Task requirements: Retype every entry exactly, character for character.
# Information shown start
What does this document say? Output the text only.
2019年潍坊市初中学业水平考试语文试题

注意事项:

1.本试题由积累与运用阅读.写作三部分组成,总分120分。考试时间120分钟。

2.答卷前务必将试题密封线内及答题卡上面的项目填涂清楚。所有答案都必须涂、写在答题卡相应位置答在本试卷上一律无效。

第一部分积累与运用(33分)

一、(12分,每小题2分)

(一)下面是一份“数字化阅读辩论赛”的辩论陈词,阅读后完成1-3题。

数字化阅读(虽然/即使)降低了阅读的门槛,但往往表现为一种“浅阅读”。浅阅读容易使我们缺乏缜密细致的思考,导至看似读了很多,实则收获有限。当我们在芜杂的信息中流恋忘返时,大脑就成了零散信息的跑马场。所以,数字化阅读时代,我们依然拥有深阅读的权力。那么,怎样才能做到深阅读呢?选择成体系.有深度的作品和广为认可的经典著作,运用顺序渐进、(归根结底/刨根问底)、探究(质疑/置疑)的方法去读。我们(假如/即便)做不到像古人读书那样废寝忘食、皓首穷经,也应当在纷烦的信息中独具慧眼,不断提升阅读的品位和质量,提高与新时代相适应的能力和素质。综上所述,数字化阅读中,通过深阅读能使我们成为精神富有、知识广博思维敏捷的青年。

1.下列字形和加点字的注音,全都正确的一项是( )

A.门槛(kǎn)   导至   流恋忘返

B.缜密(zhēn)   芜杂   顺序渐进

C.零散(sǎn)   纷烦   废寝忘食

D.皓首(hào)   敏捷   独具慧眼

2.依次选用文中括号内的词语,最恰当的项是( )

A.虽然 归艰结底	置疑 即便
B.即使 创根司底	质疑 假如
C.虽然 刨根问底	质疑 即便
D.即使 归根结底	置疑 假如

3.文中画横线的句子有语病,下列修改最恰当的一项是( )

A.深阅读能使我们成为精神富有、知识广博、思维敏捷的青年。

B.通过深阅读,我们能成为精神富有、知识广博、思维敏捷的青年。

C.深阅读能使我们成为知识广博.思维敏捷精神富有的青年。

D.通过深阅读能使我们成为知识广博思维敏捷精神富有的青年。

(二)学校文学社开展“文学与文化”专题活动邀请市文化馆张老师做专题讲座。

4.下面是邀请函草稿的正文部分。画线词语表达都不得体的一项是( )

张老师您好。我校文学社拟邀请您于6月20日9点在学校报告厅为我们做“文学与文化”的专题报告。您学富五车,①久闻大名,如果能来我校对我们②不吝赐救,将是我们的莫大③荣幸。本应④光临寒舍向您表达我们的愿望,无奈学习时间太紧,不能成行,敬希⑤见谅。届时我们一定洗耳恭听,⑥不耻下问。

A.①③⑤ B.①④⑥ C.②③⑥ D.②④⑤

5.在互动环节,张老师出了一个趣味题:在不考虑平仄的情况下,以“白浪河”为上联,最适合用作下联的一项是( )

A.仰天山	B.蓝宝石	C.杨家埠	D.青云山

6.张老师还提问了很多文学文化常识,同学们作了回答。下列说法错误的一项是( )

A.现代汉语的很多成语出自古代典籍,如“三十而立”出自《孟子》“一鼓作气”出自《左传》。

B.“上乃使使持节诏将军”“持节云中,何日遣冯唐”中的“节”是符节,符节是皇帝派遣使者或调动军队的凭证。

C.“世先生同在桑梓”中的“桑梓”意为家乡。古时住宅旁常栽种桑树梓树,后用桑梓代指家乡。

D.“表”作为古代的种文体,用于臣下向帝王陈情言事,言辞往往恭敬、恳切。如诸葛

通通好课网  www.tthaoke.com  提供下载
# Information shown end
Task result:
What does this document say? Output the text only.
2019年潍坊市初中学业水平考试语文试题

注意事项:

1.本试题由积累与运用阅读.写作三部分组成,总分120分。考试时间120分钟。

2.答卷前务必将试题密封线内及答题卡上面的项目填涂清楚。所有答案都必须涂、写在答题卡相应位置答在本试卷上一律无效。

第一部分积累与运用(33分)

一、(12分,每小题2分)

(一)下面是一份“数字化阅读辩论赛”的辩论陈词,阅读后完成1-3题。

数字化阅读(虽然/即使)降低了阅读的门槛,但往往表现为一种“浅阅读”。浅阅读容易使我们缺乏缜密细致的思考,导至看似读了很多,实则收获有限。当我们在芜杂的信息中流恋忘返时,大脑就成了零散信息的跑马场。所以,数字化阅读时代,我们依然拥有深阅读的权力。那么,怎样才能做到深阅读呢?选择成体系.有深度的作品和广为认可的经典著作,运用顺序渐进、(归根结底/刨根问底)、探究(质疑/置疑)的方法去读。我们(假如/即便)做不到像古人读书那样废寝忘食、皓首穷经,也应当在纷烦的信息中独具慧眼,不断提升阅读的品位和质量,提高与新时代相适应的能力和素质。综上所述,数字化阅读中,通过深阅读能使我们成为精神富有、知识广博思维敏捷的青年。

1.下列字形和加点字的注音,全都正确的一项是( )

A.门槛(kǎn)   导至   流恋忘返

B.缜密(zhēn)   芜杂   顺序渐进

C.零散(sǎn)   纷烦   废寝忘食

D.皓首(hào)   敏捷   独具慧眼

2.依次选用文中括号内的词语,最恰当的项是( )

A.虽然 归艰结底	置疑 即便
B.即使 创根司底	质疑 假如
C.虽然 刨根问底	质疑 即便
D.即使 归根结底	置疑 假如

3.文中画横线的句子有语病,下列修改最恰当的一项是( )

A.深阅读能使我们成为精神富有、知识广博、思维敏捷的青年。

B.通过深阅读,我们能成为精神富有、知识广博、思维敏捷的青年。

C.深阅读能使我们成为知识广博.思维敏捷精神富有的青年。

D.通过深阅读能使我们成为知识广博思维敏捷精神富有的青年。

(二)学校文学社开展“文学与文化”专题活动邀请市文化馆张老师做专题讲座。

4.下面是邀请函草稿的正文部分。画线词语表达都不得体的一项是( )

张老师您好。我校文学社拟邀请您于6月20日9点在学校报告厅为我们做“文学与文化”的专题报告。您学富五车,①久闻大名,如果能来我校对我们②不吝赐救,将是我们的莫大③荣幸。本应④光临寒舍向您表达我们的愿望,无奈学习时间太紧,不能成行,敬希⑤见谅。届时我们一定洗耳恭听,⑥不耻下问。

A.①③⑤ B.①④⑥ C.②③⑥ D.②④⑤

5.在互动环节,张老师出了一个趣味题:在不考虑平仄的情况下,以“白浪河”为上联,最适合用作下联的一项是( )

A.仰天山	B.蓝宝石	C.杨家埠	D.青云山

6.张老师还提问了很多文学文化常识,同学们作了回答。下列说法错误的一项是( )

A.现代汉语的很多成语出自古代典籍,如“三十而立”出自《孟子》“一鼓作气”出自《左传》。

B.“上乃使使持节诏将军”“持节云中,何日遣冯唐”中的“节”是符节,符节是皇帝派遣使者或调动军队的凭证。

C.“世先生同在桑梓”中的“桑梓”意为家乡。古时住宅旁常栽种桑树梓树,后用桑梓代指家乡。

D.“表”作为古代的种文体,用于臣下向帝王陈情言事,言辞往往恭敬、恳切。如诸葛

通通好课网  www.tthaoke.com  提供下载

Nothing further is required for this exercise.